Records to process ::
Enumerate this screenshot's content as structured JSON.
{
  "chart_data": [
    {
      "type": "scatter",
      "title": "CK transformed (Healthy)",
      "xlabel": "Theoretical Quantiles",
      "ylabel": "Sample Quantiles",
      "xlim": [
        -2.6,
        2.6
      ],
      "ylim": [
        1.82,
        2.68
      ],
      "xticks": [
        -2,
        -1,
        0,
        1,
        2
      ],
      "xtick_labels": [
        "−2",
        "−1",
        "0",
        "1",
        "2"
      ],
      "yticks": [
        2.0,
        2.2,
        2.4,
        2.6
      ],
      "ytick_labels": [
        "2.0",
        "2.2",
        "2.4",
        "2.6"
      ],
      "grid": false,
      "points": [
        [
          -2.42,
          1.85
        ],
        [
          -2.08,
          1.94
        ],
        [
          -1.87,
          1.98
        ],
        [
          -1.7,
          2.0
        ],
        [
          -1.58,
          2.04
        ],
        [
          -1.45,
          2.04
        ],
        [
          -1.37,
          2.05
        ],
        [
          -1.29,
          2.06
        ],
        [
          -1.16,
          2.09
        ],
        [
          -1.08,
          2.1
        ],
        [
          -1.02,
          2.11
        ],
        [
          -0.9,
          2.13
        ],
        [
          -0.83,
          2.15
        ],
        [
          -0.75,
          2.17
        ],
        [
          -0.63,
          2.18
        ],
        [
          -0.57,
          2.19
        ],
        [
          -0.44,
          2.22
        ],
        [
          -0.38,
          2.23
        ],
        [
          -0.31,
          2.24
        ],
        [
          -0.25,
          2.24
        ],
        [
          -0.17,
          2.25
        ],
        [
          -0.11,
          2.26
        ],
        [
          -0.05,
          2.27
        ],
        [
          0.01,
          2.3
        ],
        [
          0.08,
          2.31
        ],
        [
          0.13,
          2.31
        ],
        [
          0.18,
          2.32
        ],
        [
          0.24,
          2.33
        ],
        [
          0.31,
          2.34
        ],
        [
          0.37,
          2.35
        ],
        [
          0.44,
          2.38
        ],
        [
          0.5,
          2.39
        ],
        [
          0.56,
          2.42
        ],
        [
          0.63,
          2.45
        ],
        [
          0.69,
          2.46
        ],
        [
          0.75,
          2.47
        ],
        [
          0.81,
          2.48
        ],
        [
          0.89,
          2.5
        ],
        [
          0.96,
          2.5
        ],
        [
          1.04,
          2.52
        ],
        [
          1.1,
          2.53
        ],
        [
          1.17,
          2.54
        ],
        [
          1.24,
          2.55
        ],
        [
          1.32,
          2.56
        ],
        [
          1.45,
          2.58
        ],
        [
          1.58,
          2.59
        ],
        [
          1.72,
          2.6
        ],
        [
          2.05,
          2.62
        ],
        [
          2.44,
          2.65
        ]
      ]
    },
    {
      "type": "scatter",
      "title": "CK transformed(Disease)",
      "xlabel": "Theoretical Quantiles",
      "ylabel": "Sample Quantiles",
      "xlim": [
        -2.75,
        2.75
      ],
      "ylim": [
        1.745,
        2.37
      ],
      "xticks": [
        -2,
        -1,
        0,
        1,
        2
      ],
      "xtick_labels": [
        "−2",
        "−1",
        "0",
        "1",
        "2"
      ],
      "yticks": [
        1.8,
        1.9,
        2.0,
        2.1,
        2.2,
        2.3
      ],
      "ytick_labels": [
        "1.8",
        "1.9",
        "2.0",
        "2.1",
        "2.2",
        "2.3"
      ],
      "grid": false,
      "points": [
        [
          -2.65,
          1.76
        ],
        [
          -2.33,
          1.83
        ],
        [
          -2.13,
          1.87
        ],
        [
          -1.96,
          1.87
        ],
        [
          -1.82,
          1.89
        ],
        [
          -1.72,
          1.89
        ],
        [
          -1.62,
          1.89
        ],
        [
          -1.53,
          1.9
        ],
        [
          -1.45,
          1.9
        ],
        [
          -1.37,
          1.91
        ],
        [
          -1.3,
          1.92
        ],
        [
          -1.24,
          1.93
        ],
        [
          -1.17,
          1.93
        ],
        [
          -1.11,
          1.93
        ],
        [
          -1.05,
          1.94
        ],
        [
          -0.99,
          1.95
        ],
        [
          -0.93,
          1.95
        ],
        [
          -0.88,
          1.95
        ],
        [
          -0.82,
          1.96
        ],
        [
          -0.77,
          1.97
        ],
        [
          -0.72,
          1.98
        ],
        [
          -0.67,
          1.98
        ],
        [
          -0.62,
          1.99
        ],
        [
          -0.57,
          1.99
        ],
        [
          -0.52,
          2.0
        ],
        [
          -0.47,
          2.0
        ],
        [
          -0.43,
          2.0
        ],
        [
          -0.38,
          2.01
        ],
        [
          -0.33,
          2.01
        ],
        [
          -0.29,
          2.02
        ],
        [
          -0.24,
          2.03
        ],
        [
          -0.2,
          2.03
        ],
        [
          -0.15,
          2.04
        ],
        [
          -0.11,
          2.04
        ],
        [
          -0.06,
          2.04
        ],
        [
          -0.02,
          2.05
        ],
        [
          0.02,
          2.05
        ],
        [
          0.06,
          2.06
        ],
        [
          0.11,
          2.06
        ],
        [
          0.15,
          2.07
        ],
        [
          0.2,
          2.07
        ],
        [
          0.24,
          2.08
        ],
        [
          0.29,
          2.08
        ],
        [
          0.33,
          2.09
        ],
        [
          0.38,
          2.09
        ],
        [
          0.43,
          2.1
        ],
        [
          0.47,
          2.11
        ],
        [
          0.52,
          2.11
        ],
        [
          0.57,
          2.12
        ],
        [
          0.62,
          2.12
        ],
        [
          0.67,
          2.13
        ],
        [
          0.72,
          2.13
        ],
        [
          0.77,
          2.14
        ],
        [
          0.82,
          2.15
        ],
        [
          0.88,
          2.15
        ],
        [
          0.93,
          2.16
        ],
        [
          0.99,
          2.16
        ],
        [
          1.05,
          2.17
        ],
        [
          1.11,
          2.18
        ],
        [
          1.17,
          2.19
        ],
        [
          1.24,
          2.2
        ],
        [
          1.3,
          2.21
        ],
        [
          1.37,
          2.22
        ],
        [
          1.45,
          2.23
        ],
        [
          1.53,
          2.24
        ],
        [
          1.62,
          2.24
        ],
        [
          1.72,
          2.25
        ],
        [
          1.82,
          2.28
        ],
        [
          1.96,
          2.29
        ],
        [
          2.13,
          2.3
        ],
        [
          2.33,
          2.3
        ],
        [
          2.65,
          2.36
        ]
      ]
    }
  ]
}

Requirements ::
Transcribe all of the lines in the records precisely.

Task result ::
Enumerate this screenshot's content as structured JSON.
{
  "chart_data": [
    {
      "type": "scatter",
      "title": "CK transformed (Healthy)",
      "xlabel": "Theoretical Quantiles",
      "ylabel": "Sample Quantiles",
      "xlim": [
        -2.6,
        2.6
      ],
      "ylim": [
        1.82,
        2.68
      ],
      "xticks": [
        -2,
        -1,
        0,
        1,
        2
      ],
      "xtick_labels": [
        "−2",
        "−1",
        "0",
        "1",
        "2"
      ],
      "yticks": [
        2.0,
        2.2,
        2.4,
        2.6
      ],
      "ytick_labels": [
        "2.0",
        "2.2",
        "2.4",
        "2.6"
      ],
      "grid": false,
      "points": [
        [
          -2.42,
          1.85
        ],
        [
          -2.08,
          1.94
        ],
        [
          -1.87,
          1.98
        ],
        [
          -1.7,
          2.0
        ],
        [
          -1.58,
          2.04
        ],
        [
          -1.45,
          2.04
        ],
        [
          -1.37,
          2.05
        ],
        [
          -1.29,
          2.06
        ],
        [
          -1.16,
          2.09
        ],
        [
          -1.08,
          2.1
        ],
        [
          -1.02,
          2.11
        ],
        [
          -0.9,
          2.13
        ],
        [
          -0.83,
          2.15
        ],
        [
          -0.75,
          2.17
        ],
        [
          -0.63,
          2.18
        ],
        [
          -0.57,
          2.19
        ],
        [
          -0.44,
          2.22
        ],
        [
          -0.38,
          2.23
        ],
        [
          -0.31,
          2.24
        ],
        [
          -0.25,
          2.24
        ],
        [
          -0.17,
          2.25
        ],
        [
          -0.11,
          2.26
        ],
        [
          -0.05,
          2.27
        ],
        [
          0.01,
          2.3
        ],
        [
          0.08,
          2.31
        ],
        [
          0.13,
          2.31
        ],
        [
          0.18,
          2.32
        ],
        [
          0.24,
          2.33
        ],
        [
          0.31,
          2.34
        ],
        [
          0.37,
          2.35
        ],
        [
          0.44,
          2.38
        ],
        [
          0.5,
          2.39
        ],
        [
          0.56,
          2.42
        ],
        [
          0.63,
          2.45
        ],
        [
          0.69,
          2.46
        ],
        [
          0.75,
          2.47
        ],
        [
          0.81,
          2.48
        ],
        [
          0.89,
          2.5
        ],
        [
          0.96,
          2.5
        ],
        [
          1.04,
          2.52
        ],
        [
          1.1,
          2.53
        ],
        [
          1.17,
          2.54
        ],
        [
          1.24,
          2.55
        ],
        [
          1.32,
          2.56
        ],
        [
          1.45,
          2.58
        ],
        [
          1.58,
          2.59
        ],
        [
          1.72,
          2.6
        ],
        [
          2.05,
          2.62
        ],
        [
          2.44,
          2.65
        ]
      ]
    },
    {
      "type": "scatter",
      "title": "CK transformed(Disease)",
      "xlabel": "Theoretical Quantiles",
      "ylabel": "Sample Quantiles",
      "xlim": [
        -2.75,
        2.75
      ],
      "ylim": [
        1.745,
        2.37
      ],
      "xticks": [
        -2,
        -1,
        0,
        1,
        2
      ],
      "xtick_labels": [
        "−2",
        "−1",
        "0",
        "1",
        "2"
      ],
      "yticks": [
        1.8,
        1.9,
        2.0,
        2.1,
        2.2,
        2.3
      ],
      "ytick_labels": [
        "1.8",
        "1.9",
        "2.0",
        "2.1",
        "2.2",
        "2.3"
      ],
      "grid": false,
      "points": [
        [
          -2.65,
          1.76
        ],
        [
          -2.33,
          1.83
        ],
        [
          -2.13,
          1.87
        ],
        [
          -1.96,
          1.87
        ],
        [
          -1.82,
          1.89
        ],
        [
          -1.72,
          1.89
        ],
        [
          -1.62,
          1.89
        ],
        [
          -1.53,
          1.9
        ],
        [
          -1.45,
          1.9
        ],
        [
          -1.37,
          1.91
        ],
        [
          -1.3,
          1.92
        ],
        [
          -1.24,
          1.93
        ],
        [
          -1.17,
          1.93
        ],
        [
          -1.11,
          1.93
        ],
        [
          -1.05,
          1.94
        ],
        [
          -0.99,
          1.95
        ],
        [
          -0.93,
          1.95
        ],
        [
          -0.88,
          1.95
        ],
        [
          -0.82,
          1.96
        ],
        [
          -0.77,
          1.97
        ],
        [
          -0.72,
          1.98
        ],
        [
          -0.67,
          1.98
        ],
        [
          -0.62,
          1.99
        ],
        [
          -0.57,
          1.99
        ],
        [
          -0.52,
          2.0
        ],
        [
          -0.47,
          2.0
        ],
        [
          -0.43,
          2.0
        ],
        [
          -0.38,
          2.01
        ],
        [
          -0.33,
          2.01
        ],
        [
          -0.29,
          2.02
        ],
        [
          -0.24,
          2.03
        ],
        [
          -0.2,
          2.03
        ],
        [
          -0.15,
          2.04
        ],
        [
          -0.11,
          2.04
        ],
        [
          -0.06,
          2.04
        ],
        [
          -0.02,
          2.05
        ],
        [
          0.02,
          2.05
        ],
        [
          0.06,
          2.06
        ],
        [
          0.11,
          2.06
        ],
        [
          0.15,
          2.07
        ],
        [
          0.2,
          2.07
        ],
        [
          0.24,
          2.08
        ],
        [
          0.29,
          2.08
        ],
        [
          0.33,
          2.09
        ],
        [
          0.38,
          2.09
        ],
        [
          0.43,
          2.1
        ],
        [
          0.47,
          2.11
        ],
        [
          0.52,
          2.11
        ],
        [
          0.57,
          2.12
        ],
        [
          0.62,
          2.12
        ],
        [
          0.67,
          2.13
        ],
        [
          0.72,
          2.13
        ],
        [
          0.77,
          2.14
        ],
        [
          0.82,
          2.15
        ],
        [
          0.88,
          2.15
        ],
        [
          0.93,
          2.16
        ],
        [
          0.99,
          2.16
        ],
        [
          1.05,
          2.17
        ],
        [
          1.11,
          2.18
        ],
        [
          1.17,
          2.19
        ],
        [
          1.24,
          2.2
        ],
        [
          1.3,
          2.21
        ],
        [
          1.37,
          2.22
        ],
        [
          1.45,
          2.23
        ],
        [
          1.53,
          2.24
        ],
        [
          1.62,
          2.24
        ],
        [
          1.72,
          2.25
        ],
        [
          1.82,
          2.28
        ],
        [
          1.96,
          2.29
        ],
        [
          2.13,
          2.3
        ],
        [
          2.33,
          2.3
        ],
        [
          2.65,
          2.36
        ]
      ]
    }
  ]
}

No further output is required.